Written problem: Return the lines beginning at the one that contains "What does this" and continuing to the end of the entries, including both ends, exactly as written and nothing else.

--- Extracted material ---

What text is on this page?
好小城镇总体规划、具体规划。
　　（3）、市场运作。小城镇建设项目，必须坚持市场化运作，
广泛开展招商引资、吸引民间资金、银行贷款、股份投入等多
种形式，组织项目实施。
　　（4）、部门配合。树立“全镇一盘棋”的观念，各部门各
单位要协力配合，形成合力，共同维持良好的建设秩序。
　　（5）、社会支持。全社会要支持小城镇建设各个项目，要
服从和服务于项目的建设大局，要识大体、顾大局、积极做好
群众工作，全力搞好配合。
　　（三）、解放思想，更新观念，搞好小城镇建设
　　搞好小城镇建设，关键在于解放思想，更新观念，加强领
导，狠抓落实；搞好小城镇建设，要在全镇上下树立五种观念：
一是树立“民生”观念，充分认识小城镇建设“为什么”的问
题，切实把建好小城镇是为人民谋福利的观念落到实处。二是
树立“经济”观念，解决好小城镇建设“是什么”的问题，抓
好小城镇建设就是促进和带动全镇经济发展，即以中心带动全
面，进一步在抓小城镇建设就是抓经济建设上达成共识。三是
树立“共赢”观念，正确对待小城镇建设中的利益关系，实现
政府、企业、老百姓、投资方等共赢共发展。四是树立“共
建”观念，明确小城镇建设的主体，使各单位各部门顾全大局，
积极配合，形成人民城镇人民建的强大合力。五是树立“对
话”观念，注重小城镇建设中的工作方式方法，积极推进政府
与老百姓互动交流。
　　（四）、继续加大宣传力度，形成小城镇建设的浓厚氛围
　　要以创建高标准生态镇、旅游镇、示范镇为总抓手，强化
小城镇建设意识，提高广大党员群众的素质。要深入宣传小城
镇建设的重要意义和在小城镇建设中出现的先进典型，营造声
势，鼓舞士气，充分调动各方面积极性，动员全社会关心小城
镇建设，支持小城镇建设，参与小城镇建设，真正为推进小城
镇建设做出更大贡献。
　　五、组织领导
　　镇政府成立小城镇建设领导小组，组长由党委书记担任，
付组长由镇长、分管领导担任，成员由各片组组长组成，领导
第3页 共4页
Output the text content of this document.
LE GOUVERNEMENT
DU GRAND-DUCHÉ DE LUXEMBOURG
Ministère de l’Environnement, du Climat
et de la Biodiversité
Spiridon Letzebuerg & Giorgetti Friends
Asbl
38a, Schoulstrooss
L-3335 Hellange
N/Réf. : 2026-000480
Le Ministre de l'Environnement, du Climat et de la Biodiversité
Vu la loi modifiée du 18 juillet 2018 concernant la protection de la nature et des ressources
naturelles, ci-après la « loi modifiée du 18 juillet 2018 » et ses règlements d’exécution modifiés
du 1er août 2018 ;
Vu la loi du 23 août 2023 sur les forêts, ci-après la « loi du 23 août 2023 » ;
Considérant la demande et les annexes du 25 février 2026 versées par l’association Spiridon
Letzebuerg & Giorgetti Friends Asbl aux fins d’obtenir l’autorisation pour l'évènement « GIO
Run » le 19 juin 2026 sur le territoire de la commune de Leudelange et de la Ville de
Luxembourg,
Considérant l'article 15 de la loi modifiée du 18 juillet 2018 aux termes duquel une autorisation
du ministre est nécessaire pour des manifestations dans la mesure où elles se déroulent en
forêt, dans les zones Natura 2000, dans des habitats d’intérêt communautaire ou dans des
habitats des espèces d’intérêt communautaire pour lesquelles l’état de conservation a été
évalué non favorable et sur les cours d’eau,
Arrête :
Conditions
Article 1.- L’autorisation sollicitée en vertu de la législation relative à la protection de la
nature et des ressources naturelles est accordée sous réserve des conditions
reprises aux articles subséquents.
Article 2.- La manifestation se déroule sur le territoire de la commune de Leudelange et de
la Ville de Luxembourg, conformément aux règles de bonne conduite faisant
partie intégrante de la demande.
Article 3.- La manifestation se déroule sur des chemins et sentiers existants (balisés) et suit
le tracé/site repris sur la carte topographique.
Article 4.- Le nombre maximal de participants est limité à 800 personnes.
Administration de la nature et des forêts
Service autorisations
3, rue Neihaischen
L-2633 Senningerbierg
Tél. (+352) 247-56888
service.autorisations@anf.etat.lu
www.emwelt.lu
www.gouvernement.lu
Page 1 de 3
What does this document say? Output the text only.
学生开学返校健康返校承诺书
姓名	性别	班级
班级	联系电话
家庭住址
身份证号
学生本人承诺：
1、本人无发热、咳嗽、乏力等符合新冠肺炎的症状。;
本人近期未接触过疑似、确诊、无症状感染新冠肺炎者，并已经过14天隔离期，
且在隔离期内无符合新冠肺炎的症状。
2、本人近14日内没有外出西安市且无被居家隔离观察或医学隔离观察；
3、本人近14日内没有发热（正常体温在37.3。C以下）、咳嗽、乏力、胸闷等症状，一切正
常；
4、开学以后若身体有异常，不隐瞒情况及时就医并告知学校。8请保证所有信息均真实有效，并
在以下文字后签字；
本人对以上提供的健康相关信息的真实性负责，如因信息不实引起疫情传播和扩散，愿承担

---

Task output:
What does this document say? Output the text only.
学生开学返校健康返校承诺书
姓名	性别	班级
班级	联系电话
家庭住址
身份证号
学生本人承诺：
1、本人无发热、咳嗽、乏力等符合新冠肺炎的症状。;
本人近期未接触过疑似、确诊、无症状感染新冠肺炎者，并已经过14天隔离期，
且在隔离期内无符合新冠肺炎的症状。
2、本人近14日内没有外出西安市且无被居家隔离观察或医学隔离观察；
3、本人近14日内没有发热（正常体温在37.3。C以下）、咳嗽、乏力、胸闷等症状，一切正
常；
4、开学以后若身体有异常，不隐瞒情况及时就医并告知学校。8请保证所有信息均真实有效，并
在以下文字后签字；
本人对以上提供的健康相关信息的真实性负责，如因信息不实引起疫情传播和扩散，愿承担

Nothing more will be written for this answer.